[Written exercise]
Copy the lines that follow, keeping every character the same.
>>>
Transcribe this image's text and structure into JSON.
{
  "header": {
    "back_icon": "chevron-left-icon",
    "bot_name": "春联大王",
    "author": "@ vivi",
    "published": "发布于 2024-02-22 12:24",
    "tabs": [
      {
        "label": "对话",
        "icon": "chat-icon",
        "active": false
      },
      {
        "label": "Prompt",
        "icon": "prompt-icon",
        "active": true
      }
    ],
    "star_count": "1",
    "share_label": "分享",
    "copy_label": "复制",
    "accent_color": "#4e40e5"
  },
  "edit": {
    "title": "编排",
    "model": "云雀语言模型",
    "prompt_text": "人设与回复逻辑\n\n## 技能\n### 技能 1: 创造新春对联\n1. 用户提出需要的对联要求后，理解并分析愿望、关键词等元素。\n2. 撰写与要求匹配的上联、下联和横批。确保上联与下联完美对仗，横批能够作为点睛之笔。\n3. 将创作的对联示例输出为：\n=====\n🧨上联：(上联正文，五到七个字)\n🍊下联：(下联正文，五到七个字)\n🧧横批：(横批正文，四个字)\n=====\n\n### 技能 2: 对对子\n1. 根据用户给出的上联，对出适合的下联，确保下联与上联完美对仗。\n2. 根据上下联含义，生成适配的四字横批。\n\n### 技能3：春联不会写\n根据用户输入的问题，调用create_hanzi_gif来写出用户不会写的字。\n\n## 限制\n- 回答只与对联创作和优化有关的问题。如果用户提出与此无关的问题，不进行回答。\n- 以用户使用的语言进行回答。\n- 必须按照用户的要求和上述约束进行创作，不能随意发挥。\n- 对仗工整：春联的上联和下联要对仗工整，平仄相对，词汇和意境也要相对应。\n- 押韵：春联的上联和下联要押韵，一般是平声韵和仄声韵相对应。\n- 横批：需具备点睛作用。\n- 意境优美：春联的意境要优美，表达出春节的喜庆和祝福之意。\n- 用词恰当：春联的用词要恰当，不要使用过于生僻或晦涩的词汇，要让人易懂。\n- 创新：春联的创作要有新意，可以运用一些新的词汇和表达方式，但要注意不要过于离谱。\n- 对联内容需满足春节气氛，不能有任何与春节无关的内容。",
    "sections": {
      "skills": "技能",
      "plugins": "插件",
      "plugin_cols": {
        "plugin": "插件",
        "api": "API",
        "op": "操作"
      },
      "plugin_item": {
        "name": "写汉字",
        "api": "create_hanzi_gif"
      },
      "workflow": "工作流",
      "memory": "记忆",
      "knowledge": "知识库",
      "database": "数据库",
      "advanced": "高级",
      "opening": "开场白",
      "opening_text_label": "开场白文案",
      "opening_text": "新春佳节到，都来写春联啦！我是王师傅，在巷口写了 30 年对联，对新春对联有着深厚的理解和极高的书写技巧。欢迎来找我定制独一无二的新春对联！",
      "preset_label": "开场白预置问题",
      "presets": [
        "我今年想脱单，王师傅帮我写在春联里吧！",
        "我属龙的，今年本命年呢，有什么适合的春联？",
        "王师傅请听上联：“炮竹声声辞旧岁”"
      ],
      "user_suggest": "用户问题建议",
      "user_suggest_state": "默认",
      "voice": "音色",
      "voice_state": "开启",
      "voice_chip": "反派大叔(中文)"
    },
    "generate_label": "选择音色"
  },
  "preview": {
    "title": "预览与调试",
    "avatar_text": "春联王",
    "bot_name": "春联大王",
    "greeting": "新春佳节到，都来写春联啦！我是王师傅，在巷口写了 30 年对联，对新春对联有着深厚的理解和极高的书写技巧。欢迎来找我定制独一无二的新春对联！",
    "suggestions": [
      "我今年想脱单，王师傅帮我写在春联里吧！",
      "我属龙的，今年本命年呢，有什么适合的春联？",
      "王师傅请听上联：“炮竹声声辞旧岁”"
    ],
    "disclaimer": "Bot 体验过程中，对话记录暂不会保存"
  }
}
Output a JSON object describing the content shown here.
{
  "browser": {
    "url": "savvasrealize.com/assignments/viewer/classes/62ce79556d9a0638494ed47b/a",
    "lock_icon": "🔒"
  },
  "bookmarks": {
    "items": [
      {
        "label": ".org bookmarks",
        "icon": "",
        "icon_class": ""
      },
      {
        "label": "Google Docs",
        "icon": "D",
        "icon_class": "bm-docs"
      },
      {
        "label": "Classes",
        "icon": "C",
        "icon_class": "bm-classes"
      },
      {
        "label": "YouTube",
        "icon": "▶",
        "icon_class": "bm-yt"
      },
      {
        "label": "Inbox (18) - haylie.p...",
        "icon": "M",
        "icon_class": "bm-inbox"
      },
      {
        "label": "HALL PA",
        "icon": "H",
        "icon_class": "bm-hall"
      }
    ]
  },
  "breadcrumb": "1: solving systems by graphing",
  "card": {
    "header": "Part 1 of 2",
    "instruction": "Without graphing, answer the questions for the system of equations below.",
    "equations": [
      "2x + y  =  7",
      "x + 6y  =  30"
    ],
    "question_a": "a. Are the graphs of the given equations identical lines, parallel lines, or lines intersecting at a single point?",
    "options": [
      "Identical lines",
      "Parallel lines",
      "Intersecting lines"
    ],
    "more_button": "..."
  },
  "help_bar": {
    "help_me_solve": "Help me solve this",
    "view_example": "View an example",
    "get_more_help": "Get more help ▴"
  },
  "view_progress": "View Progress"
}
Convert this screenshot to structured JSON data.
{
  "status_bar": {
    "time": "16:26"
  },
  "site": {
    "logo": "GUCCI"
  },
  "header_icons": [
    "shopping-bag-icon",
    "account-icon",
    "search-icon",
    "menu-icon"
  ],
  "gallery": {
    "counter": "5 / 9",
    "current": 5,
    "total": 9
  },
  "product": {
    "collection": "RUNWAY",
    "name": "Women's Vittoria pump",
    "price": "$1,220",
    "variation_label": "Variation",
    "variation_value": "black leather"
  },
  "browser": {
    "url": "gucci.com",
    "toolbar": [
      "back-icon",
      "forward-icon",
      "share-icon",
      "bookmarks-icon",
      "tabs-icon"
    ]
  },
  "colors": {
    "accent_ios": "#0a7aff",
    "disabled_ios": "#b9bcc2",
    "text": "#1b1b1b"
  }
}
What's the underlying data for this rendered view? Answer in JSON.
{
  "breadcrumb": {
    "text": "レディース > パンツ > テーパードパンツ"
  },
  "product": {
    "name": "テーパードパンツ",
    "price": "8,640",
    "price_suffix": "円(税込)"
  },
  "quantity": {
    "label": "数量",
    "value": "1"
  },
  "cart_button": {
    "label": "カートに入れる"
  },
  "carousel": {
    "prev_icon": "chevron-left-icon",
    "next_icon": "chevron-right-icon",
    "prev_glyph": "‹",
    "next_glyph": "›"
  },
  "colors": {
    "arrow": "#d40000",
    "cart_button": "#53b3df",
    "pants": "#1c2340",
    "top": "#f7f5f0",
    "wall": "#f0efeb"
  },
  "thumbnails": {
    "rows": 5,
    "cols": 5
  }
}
<<<
[Answer to this task]
Transcribe this image's text and structure into JSON.
{
  "header": {
    "back_icon": "chevron-left-icon",
    "bot_name": "春联大王",
    "author": "@ vivi",
    "published": "发布于 2024-02-22 12:24",
    "tabs": [
      {
        "label": "对话",
        "icon": "chat-icon",
        "active": false
      },
      {
        "label": "Prompt",
        "icon": "prompt-icon",
        "active": true
      }
    ],
    "star_count": "1",
    "share_label": "分享",
    "copy_label": "复制",
    "accent_color": "#4e40e5"
  },
  "edit": {
    "title": "编排",
    "model": "云雀语言模型",
    "prompt_text": "人设与回复逻辑\n\n## 技能\n### 技能 1: 创造新春对联\n1. 用户提出需要的对联要求后，理解并分析愿望、关键词等元素。\n2. 撰写与要求匹配的上联、下联和横批。确保上联与下联完美对仗，横批能够作为点睛之笔。\n3. 将创作的对联示例输出为：\n=====\n🧨上联：(上联正文，五到七个字)\n🍊下联：(下联正文，五到七个字)\n🧧横批：(横批正文，四个字)\n=====\n\n### 技能 2: 对对子\n1. 根据用户给出的上联，对出适合的下联，确保下联与上联完美对仗。\n2. 根据上下联含义，生成适配的四字横批。\n\n### 技能3：春联不会写\n根据用户输入的问题，调用create_hanzi_gif来写出用户不会写的字。\n\n## 限制\n- 回答只与对联创作和优化有关的问题。如果用户提出与此无关的问题，不进行回答。\n- 以用户使用的语言进行回答。\n- 必须按照用户的要求和上述约束进行创作，不能随意发挥。\n- 对仗工整：春联的上联和下联要对仗工整，平仄相对，词汇和意境也要相对应。\n- 押韵：春联的上联和下联要押韵，一般是平声韵和仄声韵相对应。\n- 横批：需具备点睛作用。\n- 意境优美：春联的意境要优美，表达出春节的喜庆和祝福之意。\n- 用词恰当：春联的用词要恰当，不要使用过于生僻或晦涩的词汇，要让人易懂。\n- 创新：春联的创作要有新意，可以运用一些新的词汇和表达方式，但要注意不要过于离谱。\n- 对联内容需满足春节气氛，不能有任何与春节无关的内容。",
    "sections": {
      "skills": "技能",
      "plugins": "插件",
      "plugin_cols": {
        "plugin": "插件",
        "api": "API",
        "op": "操作"
      },
      "plugin_item": {
        "name": "写汉字",
        "api": "create_hanzi_gif"
      },
      "workflow": "工作流",
      "memory": "记忆",
      "knowledge": "知识库",
      "database": "数据库",
      "advanced": "高级",
      "opening": "开场白",
      "opening_text_label": "开场白文案",
      "opening_text": "新春佳节到，都来写春联啦！我是王师傅，在巷口写了 30 年对联，对新春对联有着深厚的理解和极高的书写技巧。欢迎来找我定制独一无二的新春对联！",
      "preset_label": "开场白预置问题",
      "presets": [
        "我今年想脱单，王师傅帮我写在春联里吧！",
        "我属龙的，今年本命年呢，有什么适合的春联？",
        "王师傅请听上联：“炮竹声声辞旧岁”"
      ],
      "user_suggest": "用户问题建议",
      "user_suggest_state": "默认",
      "voice": "音色",
      "voice_state": "开启",
      "voice_chip": "反派大叔(中文)"
    },
    "generate_label": "选择音色"
  },
  "preview": {
    "title": "预览与调试",
    "avatar_text": "春联王",
    "bot_name": "春联大王",
    "greeting": "新春佳节到，都来写春联啦！我是王师傅，在巷口写了 30 年对联，对新春对联有着深厚的理解和极高的书写技巧。欢迎来找我定制独一无二的新春对联！",
    "suggestions": [
      "我今年想脱单，王师傅帮我写在春联里吧！",
      "我属龙的，今年本命年呢，有什么适合的春联？",
      "王师傅请听上联：“炮竹声声辞旧岁”"
    ],
    "disclaimer": "Bot 体验过程中，对话记录暂不会保存"
  }
}
Output a JSON object describing the content shown here.
{
  "browser": {
    "url": "savvasrealize.com/assignments/viewer/classes/62ce79556d9a0638494ed47b/a",
    "lock_icon": "🔒"
  },
  "bookmarks": {
    "items": [
      {
        "label": ".org bookmarks",
        "icon": "",
        "icon_class": ""
      },
      {
        "label": "Google Docs",
        "icon": "D",
        "icon_class": "bm-docs"
      },
      {
        "label": "Classes",
        "icon": "C",
        "icon_class": "bm-classes"
      },
      {
        "label": "YouTube",
        "icon": "▶",
        "icon_class": "bm-yt"
      },
      {
        "label": "Inbox (18) - haylie.p...",
        "icon": "M",
        "icon_class": "bm-inbox"
      },
      {
        "label": "HALL PA",
        "icon": "H",
        "icon_class": "bm-hall"
      }
    ]
  },
  "breadcrumb": "1: solving systems by graphing",
  "card": {
    "header": "Part 1 of 2",
    "instruction": "Without graphing, answer the questions for the system of equations below.",
    "equations": [
      "2x + y  =  7",
      "x + 6y  =  30"
    ],
    "question_a": "a. Are the graphs of the given equations identical lines, parallel lines, or lines intersecting at a single point?",
    "options": [
      "Identical lines",
      "Parallel lines",
      "Intersecting lines"
    ],
    "more_button": "..."
  },
  "help_bar": {
    "help_me_solve": "Help me solve this",
    "view_example": "View an example",
    "get_more_help": "Get more help ▴"
  },
  "view_progress": "View Progress"
}
Convert this screenshot to structured JSON data.
{
  "status_bar": {
    "time": "16:26"
  },
  "site": {
    "logo": "GUCCI"
  },
  "header_icons": [
    "shopping-bag-icon",
    "account-icon",
    "search-icon",
    "menu-icon"
  ],
  "gallery": {
    "counter": "5 / 9",
    "current": 5,
    "total": 9
  },
  "product": {
    "collection": "RUNWAY",
    "name": "Women's Vittoria pump",
    "price": "$1,220",
    "variation_label": "Variation",
    "variation_value": "black leather"
  },
  "browser": {
    "url": "gucci.com",
    "toolbar": [
      "back-icon",
      "forward-icon",
      "share-icon",
      "bookmarks-icon",
      "tabs-icon"
    ]
  },
  "colors": {
    "accent_ios": "#0a7aff",
    "disabled_ios": "#b9bcc2",
    "text": "#1b1b1b"
  }
}
What's the underlying data for this rendered view? Answer in JSON.
{
  "breadcrumb": {
    "text": "レディース > パンツ > テーパードパンツ"
  },
  "product": {
    "name": "テーパードパンツ",
    "price": "8,640",
    "price_suffix": "円(税込)"
  },
  "quantity": {
    "label": "数量",
    "value": "1"
  },
  "cart_button": {
    "label": "カートに入れる"
  },
  "carousel": {
    "prev_icon": "chevron-left-icon",
    "next_icon": "chevron-right-icon",
    "prev_glyph": "‹",
    "next_glyph": "›"
  },
  "colors": {
    "arrow": "#d40000",
    "cart_button": "#53b3df",
    "pants": "#1c2340",
    "top": "#f7f5f0",
    "wall": "#f0efeb"
  },
  "thumbnails": {
    "rows": 5,
    "cols": 5
  }
}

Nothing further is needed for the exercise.